* _What the task asks_
Gather each line of the entries below that includes "căpitan".

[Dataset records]
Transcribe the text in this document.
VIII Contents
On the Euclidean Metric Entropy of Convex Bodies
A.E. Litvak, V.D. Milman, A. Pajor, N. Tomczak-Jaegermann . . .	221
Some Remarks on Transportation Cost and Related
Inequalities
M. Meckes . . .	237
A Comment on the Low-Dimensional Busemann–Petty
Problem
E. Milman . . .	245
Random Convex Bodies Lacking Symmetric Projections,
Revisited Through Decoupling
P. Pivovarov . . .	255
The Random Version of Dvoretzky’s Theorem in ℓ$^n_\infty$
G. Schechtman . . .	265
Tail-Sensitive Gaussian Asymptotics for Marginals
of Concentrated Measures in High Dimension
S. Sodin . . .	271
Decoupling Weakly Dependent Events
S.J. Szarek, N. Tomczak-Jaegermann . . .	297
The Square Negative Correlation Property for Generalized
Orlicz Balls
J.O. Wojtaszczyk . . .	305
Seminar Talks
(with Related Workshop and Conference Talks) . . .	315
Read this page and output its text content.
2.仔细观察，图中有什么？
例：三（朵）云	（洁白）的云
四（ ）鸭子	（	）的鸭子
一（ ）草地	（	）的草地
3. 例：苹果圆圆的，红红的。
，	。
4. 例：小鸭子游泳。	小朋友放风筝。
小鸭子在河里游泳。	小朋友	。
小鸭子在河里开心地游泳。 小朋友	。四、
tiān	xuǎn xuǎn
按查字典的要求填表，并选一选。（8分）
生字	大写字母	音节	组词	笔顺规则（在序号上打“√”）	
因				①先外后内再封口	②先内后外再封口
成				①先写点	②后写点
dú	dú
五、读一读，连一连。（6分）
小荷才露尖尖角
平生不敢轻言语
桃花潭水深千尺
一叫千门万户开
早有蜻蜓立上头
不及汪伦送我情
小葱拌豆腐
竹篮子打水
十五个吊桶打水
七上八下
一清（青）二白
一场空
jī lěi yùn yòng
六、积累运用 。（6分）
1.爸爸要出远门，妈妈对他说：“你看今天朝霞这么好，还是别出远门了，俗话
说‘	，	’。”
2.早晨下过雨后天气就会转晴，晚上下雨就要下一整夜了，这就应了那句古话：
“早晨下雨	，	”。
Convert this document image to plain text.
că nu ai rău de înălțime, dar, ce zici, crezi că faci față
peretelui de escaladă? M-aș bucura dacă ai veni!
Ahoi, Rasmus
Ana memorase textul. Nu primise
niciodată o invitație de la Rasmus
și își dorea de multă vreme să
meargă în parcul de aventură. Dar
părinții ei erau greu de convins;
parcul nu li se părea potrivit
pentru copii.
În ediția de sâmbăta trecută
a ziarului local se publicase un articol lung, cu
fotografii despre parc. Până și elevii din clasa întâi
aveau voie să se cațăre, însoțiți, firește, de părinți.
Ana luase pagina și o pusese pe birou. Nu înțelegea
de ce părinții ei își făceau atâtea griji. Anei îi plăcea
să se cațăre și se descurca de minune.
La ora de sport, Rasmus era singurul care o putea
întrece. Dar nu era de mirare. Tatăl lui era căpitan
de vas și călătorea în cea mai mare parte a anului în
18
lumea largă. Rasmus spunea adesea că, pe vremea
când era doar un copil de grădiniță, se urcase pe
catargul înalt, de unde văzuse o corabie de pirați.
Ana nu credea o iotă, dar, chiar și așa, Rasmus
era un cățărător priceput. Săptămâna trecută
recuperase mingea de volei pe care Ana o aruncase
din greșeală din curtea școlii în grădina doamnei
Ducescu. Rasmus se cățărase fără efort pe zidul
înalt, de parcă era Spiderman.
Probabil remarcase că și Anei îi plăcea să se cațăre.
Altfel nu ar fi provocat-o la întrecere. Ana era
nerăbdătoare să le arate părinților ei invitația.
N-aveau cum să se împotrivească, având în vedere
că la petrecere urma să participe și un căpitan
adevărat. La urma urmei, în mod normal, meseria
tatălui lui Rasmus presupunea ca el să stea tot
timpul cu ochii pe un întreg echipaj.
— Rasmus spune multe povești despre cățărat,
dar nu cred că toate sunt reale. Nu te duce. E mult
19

* _Solved problem_
întrece. Dar nu era de mirare. Tatăl lui era căpitan
că la petrecere urma să participe și un căpitan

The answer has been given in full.